((

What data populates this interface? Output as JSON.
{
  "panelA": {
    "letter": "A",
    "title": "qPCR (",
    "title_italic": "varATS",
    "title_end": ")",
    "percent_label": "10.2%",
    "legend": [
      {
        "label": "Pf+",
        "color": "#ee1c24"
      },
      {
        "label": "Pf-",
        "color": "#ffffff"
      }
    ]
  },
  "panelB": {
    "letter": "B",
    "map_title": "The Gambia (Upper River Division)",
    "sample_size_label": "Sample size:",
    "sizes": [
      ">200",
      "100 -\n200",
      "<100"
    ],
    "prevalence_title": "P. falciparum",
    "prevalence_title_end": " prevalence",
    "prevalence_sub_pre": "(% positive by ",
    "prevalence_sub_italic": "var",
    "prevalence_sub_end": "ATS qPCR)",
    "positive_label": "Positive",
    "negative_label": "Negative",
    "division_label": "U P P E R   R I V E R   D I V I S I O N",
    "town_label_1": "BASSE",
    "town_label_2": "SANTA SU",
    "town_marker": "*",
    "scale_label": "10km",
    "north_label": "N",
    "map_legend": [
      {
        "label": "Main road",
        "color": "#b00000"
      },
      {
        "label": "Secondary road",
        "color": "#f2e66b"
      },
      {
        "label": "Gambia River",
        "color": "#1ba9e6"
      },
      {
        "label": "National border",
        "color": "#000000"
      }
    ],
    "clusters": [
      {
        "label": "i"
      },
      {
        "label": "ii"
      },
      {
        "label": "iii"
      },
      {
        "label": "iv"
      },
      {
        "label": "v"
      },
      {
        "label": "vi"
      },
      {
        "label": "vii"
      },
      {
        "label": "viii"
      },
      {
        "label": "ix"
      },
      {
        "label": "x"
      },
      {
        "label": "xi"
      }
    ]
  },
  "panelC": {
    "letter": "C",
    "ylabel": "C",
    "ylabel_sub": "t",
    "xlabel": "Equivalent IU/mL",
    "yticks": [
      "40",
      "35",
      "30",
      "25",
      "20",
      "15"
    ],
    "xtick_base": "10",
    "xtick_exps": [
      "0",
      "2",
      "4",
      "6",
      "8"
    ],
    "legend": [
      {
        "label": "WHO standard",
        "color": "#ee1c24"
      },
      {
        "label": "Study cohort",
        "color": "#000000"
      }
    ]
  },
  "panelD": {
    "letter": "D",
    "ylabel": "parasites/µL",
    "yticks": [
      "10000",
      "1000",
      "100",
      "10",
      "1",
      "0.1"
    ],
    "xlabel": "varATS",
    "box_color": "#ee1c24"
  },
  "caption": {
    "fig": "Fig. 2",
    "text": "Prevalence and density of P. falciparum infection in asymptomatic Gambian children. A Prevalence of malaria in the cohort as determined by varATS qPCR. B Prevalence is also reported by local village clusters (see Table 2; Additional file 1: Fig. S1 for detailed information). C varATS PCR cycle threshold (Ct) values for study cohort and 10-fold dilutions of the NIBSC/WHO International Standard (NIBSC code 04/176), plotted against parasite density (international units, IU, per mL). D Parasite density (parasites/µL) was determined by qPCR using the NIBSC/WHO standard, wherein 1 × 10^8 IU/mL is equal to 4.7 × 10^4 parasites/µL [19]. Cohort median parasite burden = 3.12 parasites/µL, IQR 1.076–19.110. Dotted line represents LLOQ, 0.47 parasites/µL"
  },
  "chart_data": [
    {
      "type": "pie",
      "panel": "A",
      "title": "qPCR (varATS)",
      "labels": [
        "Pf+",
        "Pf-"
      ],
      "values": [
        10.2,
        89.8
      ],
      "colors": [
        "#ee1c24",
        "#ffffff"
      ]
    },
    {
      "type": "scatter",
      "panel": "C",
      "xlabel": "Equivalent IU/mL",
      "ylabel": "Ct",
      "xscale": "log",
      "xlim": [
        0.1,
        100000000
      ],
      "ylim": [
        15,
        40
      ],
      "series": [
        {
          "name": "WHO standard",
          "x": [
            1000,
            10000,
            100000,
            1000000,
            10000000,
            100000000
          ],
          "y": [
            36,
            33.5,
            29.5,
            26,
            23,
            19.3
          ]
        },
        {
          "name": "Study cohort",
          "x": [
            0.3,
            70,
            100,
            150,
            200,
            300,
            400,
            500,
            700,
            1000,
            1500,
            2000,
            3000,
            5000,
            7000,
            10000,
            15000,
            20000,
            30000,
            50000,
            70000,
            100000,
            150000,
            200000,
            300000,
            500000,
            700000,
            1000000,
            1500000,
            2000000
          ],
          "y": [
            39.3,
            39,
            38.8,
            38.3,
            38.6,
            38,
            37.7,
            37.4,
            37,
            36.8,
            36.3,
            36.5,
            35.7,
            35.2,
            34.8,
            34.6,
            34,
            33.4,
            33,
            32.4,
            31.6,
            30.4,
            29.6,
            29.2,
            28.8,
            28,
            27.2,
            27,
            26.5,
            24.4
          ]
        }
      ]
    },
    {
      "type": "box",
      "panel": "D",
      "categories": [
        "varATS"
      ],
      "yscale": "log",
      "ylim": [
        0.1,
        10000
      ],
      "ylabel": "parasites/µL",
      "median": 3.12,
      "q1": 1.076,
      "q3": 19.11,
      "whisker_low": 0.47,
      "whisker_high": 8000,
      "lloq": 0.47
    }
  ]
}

))

▶ **What you will do**
Please give back all of the records exactly as written.

▶ **Result of this exercise**
What data populates this interface? Output as JSON.
{
  "panelA": {
    "letter": "A",
    "title": "qPCR (",
    "title_italic": "varATS",
    "title_end": ")",
    "percent_label": "10.2%",
    "legend": [
      {
        "label": "Pf+",
        "color": "#ee1c24"
      },
      {
        "label": "Pf-",
        "color": "#ffffff"
      }
    ]
  },
  "panelB": {
    "letter": "B",
    "map_title": "The Gambia (Upper River Division)",
    "sample_size_label": "Sample size:",
    "sizes": [
      ">200",
      "100 -\n200",
      "<100"
    ],
    "prevalence_title": "P. falciparum",
    "prevalence_title_end": " prevalence",
    "prevalence_sub_pre": "(% positive by ",
    "prevalence_sub_italic": "var",
    "prevalence_sub_end": "ATS qPCR)",
    "positive_label": "Positive",
    "negative_label": "Negative",
    "division_label": "U P P E R   R I V E R   D I V I S I O N",
    "town_label_1": "BASSE",
    "town_label_2": "SANTA SU",
    "town_marker": "*",
    "scale_label": "10km",
    "north_label": "N",
    "map_legend": [
      {
        "label": "Main road",
        "color": "#b00000"
      },
      {
        "label": "Secondary road",
        "color": "#f2e66b"
      },
      {
        "label": "Gambia River",
        "color": "#1ba9e6"
      },
      {
        "label": "National border",
        "color": "#000000"
      }
    ],
    "clusters": [
      {
        "label": "i"
      },
      {
        "label": "ii"
      },
      {
        "label": "iii"
      },
      {
        "label": "iv"
      },
      {
        "label": "v"
      },
      {
        "label": "vi"
      },
      {
        "label": "vii"
      },
      {
        "label": "viii"
      },
      {
        "label": "ix"
      },
      {
        "label": "x"
      },
      {
        "label": "xi"
      }
    ]
  },
  "panelC": {
    "letter": "C",
    "ylabel": "C",
    "ylabel_sub": "t",
    "xlabel": "Equivalent IU/mL",
    "yticks": [
      "40",
      "35",
      "30",
      "25",
      "20",
      "15"
    ],
    "xtick_base": "10",
    "xtick_exps": [
      "0",
      "2",
      "4",
      "6",
      "8"
    ],
    "legend": [
      {
        "label": "WHO standard",
        "color": "#ee1c24"
      },
      {
        "label": "Study cohort",
        "color": "#000000"
      }
    ]
  },
  "panelD": {
    "letter": "D",
    "ylabel": "parasites/µL",
    "yticks": [
      "10000",
      "1000",
      "100",
      "10",
      "1",
      "0.1"
    ],
    "xlabel": "varATS",
    "box_color": "#ee1c24"
  },
  "caption": {
    "fig": "Fig. 2",
    "text": "Prevalence and density of P. falciparum infection in asymptomatic Gambian children. A Prevalence of malaria in the cohort as determined by varATS qPCR. B Prevalence is also reported by local village clusters (see Table 2; Additional file 1: Fig. S1 for detailed information). C varATS PCR cycle threshold (Ct) values for study cohort and 10-fold dilutions of the NIBSC/WHO International Standard (NIBSC code 04/176), plotted against parasite density (international units, IU, per mL). D Parasite density (parasites/µL) was determined by qPCR using the NIBSC/WHO standard, wherein 1 × 10^8 IU/mL is equal to 4.7 × 10^4 parasites/µL [19]. Cohort median parasite burden = 3.12 parasites/µL, IQR 1.076–19.110. Dotted line represents LLOQ, 0.47 parasites/µL"
  },
  "chart_data": [
    {
      "type": "pie",
      "panel": "A",
      "title": "qPCR (varATS)",
      "labels": [
        "Pf+",
        "Pf-"
      ],
      "values": [
        10.2,
        89.8
      ],
      "colors": [
        "#ee1c24",
        "#ffffff"
      ]
    },
    {
      "type": "scatter",
      "panel": "C",
      "xlabel": "Equivalent IU/mL",
      "ylabel": "Ct",
      "xscale": "log",
      "xlim": [
        0.1,
        100000000
      ],
      "ylim": [
        15,
        40
      ],
      "series": [
        {
          "name": "WHO standard",
          "x": [
            1000,
            10000,
            100000,
            1000000,
            10000000,
            100000000
          ],
          "y": [
            36,
            33.5,
            29.5,
            26,
            23,
            19.3
          ]
        },
        {
          "name": "Study cohort",
          "x": [
            0.3,
            70,
            100,
            150,
            200,
            300,
            400,
            500,
            700,
            1000,
            1500,
            2000,
            3000,
            5000,
            7000,
            10000,
            15000,
            20000,
            30000,
            50000,
            70000,
            100000,
            150000,
            200000,
            300000,
            500000,
            700000,
            1000000,
            1500000,
            2000000
          ],
          "y": [
            39.3,
            39,
            38.8,
            38.3,
            38.6,
            38,
            37.7,
            37.4,
            37,
            36.8,
            36.3,
            36.5,
            35.7,
            35.2,
            34.8,
            34.6,
            34,
            33.4,
            33,
            32.4,
            31.6,
            30.4,
            29.6,
            29.2,
            28.8,
            28,
            27.2,
            27,
            26.5,
            24.4
          ]
        }
      ]
    },
    {
      "type": "box",
      "panel": "D",
      "categories": [
        "varATS"
      ],
      "yscale": "log",
      "ylim": [
        0.1,
        10000
      ],
      "ylabel": "parasites/µL",
      "median": 3.12,
      "q1": 1.076,
      "q3": 19.11,
      "whisker_low": 0.47,
      "whisker_high": 8000,
      "lloq": 0.47
    }
  ]
}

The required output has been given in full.